Task >> Find the string "төмөнкүлөрдү" in the listing and report every line that has it.

Recorded information >>
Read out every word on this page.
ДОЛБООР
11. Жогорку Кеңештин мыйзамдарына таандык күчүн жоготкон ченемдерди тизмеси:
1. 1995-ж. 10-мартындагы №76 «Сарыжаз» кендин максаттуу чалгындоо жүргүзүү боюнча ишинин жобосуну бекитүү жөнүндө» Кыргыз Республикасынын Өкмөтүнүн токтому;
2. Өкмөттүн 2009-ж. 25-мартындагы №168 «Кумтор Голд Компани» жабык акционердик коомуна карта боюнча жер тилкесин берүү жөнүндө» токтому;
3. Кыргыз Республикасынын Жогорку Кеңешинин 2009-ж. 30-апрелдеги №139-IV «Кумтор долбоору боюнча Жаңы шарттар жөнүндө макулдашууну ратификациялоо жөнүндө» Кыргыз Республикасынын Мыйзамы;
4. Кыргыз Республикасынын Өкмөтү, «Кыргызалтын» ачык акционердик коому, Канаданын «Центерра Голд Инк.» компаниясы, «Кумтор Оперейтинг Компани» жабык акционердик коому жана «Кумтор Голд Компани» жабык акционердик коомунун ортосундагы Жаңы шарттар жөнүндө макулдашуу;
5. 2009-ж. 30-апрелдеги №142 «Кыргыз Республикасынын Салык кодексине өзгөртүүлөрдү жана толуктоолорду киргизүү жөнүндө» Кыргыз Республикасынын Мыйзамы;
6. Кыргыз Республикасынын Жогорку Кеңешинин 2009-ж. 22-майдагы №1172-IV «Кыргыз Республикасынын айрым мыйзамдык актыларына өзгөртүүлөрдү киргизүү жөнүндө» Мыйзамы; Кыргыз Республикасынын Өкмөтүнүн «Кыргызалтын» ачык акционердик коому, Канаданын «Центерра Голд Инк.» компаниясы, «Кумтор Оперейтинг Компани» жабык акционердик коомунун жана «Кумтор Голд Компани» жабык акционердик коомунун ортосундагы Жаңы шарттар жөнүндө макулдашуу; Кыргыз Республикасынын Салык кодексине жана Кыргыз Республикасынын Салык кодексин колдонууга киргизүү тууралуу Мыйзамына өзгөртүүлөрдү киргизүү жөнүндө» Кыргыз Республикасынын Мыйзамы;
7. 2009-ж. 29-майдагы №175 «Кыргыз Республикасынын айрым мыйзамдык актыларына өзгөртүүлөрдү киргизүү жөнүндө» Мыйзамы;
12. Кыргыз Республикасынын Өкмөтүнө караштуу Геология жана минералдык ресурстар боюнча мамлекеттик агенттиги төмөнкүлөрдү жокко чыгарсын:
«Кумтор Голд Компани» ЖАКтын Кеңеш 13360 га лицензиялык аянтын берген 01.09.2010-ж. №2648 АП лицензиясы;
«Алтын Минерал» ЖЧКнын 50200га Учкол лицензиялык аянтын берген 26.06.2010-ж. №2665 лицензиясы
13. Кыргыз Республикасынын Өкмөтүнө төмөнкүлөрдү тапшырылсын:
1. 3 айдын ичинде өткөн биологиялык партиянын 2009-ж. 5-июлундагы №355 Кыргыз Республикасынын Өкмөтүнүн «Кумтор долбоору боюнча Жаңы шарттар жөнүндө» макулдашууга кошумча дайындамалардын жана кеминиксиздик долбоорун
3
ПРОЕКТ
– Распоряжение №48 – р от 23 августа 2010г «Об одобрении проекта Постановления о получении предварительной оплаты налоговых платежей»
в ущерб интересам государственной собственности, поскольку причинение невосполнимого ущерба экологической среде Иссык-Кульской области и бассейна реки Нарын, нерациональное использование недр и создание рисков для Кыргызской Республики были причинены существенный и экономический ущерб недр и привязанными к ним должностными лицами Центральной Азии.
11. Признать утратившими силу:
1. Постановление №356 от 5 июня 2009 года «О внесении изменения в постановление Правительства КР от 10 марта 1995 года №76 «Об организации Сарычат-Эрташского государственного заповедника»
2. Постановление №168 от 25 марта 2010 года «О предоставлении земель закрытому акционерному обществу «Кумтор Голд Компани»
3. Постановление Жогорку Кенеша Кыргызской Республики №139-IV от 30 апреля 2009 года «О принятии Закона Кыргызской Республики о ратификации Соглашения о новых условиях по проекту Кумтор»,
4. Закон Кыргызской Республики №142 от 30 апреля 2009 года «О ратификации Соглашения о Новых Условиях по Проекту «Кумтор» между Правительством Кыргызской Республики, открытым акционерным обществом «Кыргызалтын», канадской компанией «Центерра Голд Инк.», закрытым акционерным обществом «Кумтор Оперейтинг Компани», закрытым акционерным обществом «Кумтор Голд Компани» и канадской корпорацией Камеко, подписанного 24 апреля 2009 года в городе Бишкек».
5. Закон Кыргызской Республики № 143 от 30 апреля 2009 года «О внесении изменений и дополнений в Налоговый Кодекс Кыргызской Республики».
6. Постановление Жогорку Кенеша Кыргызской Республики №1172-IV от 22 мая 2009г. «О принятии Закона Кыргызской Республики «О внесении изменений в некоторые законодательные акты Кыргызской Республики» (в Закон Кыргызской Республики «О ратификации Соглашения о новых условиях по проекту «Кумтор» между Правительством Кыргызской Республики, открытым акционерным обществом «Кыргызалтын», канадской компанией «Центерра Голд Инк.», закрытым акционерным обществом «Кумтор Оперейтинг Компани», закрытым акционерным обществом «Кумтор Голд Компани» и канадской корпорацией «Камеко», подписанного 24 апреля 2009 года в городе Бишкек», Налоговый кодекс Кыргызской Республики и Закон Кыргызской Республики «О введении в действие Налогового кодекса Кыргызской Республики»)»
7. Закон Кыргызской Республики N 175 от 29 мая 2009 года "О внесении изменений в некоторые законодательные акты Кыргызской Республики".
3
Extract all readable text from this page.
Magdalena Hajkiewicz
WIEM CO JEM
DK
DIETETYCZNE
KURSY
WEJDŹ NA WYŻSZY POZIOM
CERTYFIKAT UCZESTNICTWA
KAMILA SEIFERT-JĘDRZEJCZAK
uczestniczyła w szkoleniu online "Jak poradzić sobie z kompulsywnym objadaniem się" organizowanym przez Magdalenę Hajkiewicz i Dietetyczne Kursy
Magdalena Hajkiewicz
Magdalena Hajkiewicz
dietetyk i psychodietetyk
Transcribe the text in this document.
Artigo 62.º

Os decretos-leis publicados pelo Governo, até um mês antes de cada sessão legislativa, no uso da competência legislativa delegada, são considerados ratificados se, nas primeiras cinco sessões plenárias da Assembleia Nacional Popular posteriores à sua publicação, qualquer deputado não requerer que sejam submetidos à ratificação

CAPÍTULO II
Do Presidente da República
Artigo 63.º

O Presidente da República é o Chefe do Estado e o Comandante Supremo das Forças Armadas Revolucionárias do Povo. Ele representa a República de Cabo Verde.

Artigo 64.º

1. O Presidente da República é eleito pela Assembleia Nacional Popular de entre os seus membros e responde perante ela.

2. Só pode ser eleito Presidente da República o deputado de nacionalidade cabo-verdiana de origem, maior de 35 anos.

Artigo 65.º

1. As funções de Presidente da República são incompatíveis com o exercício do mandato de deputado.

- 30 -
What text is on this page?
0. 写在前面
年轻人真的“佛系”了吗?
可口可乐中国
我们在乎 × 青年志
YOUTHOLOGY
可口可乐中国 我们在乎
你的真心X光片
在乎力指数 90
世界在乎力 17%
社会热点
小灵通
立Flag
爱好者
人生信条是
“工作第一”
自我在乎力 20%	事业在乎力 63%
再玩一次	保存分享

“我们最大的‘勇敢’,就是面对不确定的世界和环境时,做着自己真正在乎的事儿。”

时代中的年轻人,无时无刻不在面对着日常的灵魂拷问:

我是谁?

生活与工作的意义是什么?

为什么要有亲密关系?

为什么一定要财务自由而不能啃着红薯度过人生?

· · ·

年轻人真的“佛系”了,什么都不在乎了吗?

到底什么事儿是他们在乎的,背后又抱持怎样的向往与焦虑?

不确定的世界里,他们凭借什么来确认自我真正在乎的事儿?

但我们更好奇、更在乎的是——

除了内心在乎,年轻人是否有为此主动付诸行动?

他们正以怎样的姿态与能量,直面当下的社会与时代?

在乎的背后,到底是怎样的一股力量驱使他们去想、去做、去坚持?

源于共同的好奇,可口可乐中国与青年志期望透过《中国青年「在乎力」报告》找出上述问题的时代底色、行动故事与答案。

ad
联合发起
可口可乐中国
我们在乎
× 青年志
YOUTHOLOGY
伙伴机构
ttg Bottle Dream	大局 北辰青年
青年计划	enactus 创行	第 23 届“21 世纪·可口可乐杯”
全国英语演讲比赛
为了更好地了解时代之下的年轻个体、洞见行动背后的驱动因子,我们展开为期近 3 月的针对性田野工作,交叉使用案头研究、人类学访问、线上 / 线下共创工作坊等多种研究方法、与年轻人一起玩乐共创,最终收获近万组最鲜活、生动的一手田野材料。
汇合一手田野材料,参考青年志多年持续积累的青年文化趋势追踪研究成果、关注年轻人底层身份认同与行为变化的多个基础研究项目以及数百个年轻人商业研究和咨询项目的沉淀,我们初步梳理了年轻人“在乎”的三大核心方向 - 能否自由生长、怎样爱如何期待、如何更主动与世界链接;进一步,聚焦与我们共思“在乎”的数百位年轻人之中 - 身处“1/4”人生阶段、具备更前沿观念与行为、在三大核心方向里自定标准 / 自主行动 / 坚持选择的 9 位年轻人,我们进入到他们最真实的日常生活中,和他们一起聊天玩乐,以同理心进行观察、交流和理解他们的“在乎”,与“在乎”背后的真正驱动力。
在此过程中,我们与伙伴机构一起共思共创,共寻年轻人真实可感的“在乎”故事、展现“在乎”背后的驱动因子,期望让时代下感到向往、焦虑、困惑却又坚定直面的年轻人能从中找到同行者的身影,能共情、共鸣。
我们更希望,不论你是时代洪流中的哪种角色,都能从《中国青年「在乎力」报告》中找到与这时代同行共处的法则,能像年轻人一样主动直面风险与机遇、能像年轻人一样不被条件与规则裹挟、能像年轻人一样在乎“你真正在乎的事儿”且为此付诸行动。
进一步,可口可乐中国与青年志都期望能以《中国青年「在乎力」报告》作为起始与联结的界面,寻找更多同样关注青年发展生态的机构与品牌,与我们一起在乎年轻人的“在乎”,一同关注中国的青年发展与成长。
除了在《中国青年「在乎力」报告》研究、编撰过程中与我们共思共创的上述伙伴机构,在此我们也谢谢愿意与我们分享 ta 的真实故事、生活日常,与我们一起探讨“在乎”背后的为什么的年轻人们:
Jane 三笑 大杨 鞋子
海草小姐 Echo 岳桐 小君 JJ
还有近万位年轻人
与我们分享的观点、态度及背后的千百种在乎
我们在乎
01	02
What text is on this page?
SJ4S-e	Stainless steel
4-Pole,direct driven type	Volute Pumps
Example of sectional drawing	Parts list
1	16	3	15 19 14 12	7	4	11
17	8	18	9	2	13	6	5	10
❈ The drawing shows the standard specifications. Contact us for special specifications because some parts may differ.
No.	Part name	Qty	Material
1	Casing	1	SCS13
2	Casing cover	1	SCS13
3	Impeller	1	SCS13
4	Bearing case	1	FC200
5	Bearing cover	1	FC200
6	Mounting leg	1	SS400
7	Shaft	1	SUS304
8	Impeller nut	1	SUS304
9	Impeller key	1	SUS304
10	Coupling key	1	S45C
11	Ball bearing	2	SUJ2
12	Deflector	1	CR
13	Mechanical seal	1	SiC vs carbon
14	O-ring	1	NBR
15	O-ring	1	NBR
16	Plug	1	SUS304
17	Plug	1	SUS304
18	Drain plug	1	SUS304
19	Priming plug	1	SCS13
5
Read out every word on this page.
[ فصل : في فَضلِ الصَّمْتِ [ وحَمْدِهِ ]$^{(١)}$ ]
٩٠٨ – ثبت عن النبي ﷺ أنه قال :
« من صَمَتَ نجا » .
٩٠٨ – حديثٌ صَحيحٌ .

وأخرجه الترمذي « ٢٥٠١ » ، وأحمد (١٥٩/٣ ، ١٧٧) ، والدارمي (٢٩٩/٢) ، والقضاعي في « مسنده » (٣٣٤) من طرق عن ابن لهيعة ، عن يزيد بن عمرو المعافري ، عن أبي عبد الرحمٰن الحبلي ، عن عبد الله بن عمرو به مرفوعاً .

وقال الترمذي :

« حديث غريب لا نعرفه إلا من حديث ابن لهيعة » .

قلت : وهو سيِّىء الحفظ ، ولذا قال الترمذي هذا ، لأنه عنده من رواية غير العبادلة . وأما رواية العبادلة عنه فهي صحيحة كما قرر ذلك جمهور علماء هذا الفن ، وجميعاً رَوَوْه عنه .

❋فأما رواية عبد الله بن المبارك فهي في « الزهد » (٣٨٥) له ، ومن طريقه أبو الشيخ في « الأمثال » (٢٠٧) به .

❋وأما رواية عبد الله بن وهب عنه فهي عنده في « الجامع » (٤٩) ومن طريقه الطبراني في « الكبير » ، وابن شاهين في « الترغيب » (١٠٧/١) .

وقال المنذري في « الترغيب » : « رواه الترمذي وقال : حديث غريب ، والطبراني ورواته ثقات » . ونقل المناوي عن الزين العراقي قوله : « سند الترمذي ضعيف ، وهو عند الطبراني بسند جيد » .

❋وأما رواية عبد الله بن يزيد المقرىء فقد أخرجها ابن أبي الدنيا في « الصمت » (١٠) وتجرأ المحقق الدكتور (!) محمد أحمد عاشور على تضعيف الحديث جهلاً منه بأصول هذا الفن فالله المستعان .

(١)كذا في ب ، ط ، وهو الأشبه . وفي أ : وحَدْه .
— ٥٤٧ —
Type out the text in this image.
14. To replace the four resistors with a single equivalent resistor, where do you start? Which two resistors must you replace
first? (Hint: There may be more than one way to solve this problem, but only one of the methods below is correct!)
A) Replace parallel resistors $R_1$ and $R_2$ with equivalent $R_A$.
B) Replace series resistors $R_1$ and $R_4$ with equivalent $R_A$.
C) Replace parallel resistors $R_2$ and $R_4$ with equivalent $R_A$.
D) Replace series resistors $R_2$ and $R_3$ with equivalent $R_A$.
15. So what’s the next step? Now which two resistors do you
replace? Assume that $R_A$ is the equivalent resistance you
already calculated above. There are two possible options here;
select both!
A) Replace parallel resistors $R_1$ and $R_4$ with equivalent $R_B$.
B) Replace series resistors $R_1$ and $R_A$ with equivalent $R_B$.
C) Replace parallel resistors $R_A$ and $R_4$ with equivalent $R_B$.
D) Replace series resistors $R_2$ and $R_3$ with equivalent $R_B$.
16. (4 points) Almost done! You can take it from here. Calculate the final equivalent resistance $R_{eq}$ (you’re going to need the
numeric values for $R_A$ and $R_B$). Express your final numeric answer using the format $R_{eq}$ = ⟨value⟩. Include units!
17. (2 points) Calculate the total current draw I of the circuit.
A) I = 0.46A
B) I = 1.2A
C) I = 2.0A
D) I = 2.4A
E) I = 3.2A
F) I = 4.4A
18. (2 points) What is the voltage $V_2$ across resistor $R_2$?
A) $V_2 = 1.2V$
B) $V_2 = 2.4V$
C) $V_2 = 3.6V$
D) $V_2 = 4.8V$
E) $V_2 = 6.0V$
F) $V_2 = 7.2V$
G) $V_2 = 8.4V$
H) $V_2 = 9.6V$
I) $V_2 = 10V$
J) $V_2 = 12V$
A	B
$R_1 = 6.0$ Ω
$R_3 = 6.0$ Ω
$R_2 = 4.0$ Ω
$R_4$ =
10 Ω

Result of this exercise >>
12. Кыргыз Республикасынын Өкмөтүнө караштуу Геология жана минералдык ресурстар боюнча мамлекеттик агенттиги төмөнкүлөрдү жокко чыгарсын:
13. Кыргыз Республикасынын Өкмөтүнө төмөнкүлөрдү тапшырылсын:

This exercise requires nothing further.